- [What the task asks]: Determine the number of lines in the listing below where the string "Natives" occurs; answer with the number alone.

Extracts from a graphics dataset
:::

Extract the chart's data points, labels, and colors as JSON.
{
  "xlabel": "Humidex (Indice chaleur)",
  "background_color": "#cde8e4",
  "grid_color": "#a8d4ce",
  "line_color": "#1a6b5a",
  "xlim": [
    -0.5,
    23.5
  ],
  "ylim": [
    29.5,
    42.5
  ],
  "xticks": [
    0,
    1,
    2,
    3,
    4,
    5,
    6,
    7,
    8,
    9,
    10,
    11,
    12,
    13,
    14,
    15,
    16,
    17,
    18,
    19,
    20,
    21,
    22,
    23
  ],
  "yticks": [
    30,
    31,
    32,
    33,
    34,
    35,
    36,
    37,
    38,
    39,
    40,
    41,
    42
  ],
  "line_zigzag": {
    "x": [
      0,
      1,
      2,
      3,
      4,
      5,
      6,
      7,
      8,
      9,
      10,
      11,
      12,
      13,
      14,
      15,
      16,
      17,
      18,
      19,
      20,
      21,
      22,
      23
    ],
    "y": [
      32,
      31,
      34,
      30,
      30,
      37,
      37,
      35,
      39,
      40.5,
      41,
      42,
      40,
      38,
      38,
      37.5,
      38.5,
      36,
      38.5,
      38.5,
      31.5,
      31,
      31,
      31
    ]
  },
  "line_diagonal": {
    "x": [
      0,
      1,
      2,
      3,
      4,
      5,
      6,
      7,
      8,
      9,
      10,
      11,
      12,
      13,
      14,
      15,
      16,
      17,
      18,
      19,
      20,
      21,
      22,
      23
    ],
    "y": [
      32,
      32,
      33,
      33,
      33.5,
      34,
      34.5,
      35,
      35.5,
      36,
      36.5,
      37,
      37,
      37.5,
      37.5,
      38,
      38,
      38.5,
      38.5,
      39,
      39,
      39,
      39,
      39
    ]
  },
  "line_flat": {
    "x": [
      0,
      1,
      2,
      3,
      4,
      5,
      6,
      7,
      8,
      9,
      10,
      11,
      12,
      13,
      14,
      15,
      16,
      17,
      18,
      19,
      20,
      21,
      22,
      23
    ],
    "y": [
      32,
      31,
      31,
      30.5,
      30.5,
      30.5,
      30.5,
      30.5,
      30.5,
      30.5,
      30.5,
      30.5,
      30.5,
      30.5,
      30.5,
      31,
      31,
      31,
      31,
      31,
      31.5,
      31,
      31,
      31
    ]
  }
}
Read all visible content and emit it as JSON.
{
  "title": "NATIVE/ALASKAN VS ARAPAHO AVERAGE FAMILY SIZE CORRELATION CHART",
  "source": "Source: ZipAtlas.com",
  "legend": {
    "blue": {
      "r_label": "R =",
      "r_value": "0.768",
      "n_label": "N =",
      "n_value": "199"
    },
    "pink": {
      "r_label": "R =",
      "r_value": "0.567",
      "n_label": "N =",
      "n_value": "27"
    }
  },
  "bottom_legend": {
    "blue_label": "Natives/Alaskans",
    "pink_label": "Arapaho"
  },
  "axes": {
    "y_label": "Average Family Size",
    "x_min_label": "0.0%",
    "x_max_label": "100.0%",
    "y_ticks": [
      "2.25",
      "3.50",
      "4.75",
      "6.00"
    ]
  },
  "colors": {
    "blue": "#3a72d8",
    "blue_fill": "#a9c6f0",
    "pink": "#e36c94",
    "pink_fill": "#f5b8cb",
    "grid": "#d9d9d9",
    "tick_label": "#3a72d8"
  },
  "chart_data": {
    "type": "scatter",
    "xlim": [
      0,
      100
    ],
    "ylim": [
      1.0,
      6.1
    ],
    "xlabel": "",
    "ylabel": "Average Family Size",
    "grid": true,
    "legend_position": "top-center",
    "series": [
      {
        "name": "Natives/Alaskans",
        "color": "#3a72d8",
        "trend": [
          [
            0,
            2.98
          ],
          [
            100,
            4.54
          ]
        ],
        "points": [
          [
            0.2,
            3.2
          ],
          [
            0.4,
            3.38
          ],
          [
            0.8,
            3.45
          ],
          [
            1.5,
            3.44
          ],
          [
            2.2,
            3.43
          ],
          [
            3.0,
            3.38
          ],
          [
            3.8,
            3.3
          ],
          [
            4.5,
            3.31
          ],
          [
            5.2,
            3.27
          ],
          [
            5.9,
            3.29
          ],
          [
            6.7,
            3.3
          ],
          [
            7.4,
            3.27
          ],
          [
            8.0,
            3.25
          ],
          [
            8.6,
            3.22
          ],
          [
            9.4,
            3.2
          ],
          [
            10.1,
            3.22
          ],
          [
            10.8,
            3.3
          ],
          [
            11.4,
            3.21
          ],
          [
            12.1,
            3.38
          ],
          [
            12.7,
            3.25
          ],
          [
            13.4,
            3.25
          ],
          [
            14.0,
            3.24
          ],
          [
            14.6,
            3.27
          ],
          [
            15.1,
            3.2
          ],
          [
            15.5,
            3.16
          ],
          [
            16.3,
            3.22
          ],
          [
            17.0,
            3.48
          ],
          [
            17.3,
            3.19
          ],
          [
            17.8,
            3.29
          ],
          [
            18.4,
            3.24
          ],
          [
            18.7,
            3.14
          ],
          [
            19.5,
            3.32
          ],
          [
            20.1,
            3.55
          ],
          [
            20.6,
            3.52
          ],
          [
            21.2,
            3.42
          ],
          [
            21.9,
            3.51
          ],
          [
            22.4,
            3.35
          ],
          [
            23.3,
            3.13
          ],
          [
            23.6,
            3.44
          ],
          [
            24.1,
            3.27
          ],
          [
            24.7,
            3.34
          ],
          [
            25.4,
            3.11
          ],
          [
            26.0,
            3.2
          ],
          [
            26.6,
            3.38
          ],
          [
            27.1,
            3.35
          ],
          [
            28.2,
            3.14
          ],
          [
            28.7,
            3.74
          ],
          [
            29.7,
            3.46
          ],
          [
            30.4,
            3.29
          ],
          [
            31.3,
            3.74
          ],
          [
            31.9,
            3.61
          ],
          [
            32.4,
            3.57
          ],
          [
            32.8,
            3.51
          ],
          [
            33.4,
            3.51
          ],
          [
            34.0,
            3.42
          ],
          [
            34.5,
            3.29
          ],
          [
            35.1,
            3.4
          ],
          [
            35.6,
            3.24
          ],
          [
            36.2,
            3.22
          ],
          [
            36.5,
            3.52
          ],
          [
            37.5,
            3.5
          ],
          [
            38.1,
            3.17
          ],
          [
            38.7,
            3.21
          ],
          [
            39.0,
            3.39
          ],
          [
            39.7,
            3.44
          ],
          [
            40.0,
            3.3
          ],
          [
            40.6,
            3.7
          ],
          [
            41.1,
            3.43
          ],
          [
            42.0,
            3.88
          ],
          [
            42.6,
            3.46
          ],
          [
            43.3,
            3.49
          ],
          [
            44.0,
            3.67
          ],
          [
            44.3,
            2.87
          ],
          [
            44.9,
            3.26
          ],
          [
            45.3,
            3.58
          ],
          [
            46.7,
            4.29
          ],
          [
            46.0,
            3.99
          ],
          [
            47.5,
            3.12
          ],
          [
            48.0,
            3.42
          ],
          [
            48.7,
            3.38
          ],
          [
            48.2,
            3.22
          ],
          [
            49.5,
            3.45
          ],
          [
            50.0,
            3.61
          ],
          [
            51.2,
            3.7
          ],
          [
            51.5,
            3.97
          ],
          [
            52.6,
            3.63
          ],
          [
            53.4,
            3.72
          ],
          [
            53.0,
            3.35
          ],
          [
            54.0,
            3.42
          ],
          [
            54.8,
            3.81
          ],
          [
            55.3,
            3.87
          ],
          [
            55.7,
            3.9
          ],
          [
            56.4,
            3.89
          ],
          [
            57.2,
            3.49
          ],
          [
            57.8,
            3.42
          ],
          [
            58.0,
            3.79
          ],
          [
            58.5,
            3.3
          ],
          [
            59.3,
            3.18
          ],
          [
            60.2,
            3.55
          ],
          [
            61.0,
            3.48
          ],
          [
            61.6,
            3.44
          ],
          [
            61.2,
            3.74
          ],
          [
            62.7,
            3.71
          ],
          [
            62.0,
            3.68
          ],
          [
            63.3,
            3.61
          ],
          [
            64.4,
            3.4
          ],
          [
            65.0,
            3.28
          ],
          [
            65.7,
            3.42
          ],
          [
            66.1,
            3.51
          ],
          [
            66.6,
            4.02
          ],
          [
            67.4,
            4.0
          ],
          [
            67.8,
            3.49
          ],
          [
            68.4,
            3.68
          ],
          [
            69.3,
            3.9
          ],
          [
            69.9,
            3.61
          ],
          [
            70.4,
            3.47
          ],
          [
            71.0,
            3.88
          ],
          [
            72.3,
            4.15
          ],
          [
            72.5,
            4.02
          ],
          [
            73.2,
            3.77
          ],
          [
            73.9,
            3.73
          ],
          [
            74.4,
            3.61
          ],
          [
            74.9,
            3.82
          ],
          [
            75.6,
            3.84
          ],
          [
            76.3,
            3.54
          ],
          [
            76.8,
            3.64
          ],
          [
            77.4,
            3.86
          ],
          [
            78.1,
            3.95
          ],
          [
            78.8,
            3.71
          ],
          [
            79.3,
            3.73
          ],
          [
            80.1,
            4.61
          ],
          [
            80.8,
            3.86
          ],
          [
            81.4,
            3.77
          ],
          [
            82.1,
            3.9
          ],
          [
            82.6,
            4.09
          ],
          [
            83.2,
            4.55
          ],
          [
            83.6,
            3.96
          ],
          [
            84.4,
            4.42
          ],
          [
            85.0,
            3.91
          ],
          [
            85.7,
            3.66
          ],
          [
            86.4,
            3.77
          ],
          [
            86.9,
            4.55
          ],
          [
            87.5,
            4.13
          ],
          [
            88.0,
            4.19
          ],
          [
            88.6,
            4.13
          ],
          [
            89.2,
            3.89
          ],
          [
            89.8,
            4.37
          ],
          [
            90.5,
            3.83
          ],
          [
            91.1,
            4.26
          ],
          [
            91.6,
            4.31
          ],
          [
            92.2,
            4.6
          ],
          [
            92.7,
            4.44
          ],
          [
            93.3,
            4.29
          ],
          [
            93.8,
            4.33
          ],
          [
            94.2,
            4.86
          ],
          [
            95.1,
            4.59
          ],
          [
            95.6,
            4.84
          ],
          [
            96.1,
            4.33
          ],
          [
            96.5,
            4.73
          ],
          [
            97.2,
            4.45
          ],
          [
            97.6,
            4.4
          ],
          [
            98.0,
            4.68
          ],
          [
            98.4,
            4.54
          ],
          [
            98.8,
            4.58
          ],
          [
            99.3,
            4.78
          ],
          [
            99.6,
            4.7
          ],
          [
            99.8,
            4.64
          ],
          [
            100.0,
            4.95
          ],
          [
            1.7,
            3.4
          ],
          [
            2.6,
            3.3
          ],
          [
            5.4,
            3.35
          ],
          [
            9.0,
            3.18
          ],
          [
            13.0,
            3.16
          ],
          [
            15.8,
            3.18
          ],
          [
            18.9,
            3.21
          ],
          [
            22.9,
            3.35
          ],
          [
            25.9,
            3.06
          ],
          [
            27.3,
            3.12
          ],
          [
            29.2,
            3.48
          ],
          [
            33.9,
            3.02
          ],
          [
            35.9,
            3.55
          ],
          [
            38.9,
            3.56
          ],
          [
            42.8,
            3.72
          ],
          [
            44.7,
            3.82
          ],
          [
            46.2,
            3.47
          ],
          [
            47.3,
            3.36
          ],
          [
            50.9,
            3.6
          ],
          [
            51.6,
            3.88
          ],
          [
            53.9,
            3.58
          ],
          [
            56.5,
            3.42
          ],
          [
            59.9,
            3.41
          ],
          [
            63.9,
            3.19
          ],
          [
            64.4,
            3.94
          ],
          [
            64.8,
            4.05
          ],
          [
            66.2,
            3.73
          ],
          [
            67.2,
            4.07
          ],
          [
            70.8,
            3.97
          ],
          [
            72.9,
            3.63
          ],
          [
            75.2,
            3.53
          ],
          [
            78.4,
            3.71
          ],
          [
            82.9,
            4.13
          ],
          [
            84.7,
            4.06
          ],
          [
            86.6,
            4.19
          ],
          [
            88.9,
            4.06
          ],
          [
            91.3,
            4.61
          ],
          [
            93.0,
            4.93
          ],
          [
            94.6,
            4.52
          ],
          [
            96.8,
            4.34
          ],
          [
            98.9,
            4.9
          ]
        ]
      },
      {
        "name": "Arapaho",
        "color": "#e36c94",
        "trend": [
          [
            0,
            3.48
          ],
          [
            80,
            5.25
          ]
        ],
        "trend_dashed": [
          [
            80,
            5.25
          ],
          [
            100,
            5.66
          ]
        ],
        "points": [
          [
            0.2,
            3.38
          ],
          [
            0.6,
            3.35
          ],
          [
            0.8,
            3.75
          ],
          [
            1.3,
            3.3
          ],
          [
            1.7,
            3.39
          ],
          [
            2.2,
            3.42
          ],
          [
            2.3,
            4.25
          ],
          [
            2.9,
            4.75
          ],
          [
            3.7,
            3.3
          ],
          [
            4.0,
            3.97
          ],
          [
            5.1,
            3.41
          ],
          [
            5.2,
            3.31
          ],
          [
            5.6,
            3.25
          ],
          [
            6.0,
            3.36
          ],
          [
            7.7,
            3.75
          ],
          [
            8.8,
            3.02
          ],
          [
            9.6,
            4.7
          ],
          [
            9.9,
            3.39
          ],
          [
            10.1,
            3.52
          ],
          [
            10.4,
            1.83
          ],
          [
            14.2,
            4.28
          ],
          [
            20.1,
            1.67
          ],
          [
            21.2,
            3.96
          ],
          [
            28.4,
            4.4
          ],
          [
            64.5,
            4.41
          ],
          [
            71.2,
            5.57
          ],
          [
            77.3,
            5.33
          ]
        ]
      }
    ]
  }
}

:::

- [Expected answer]: 2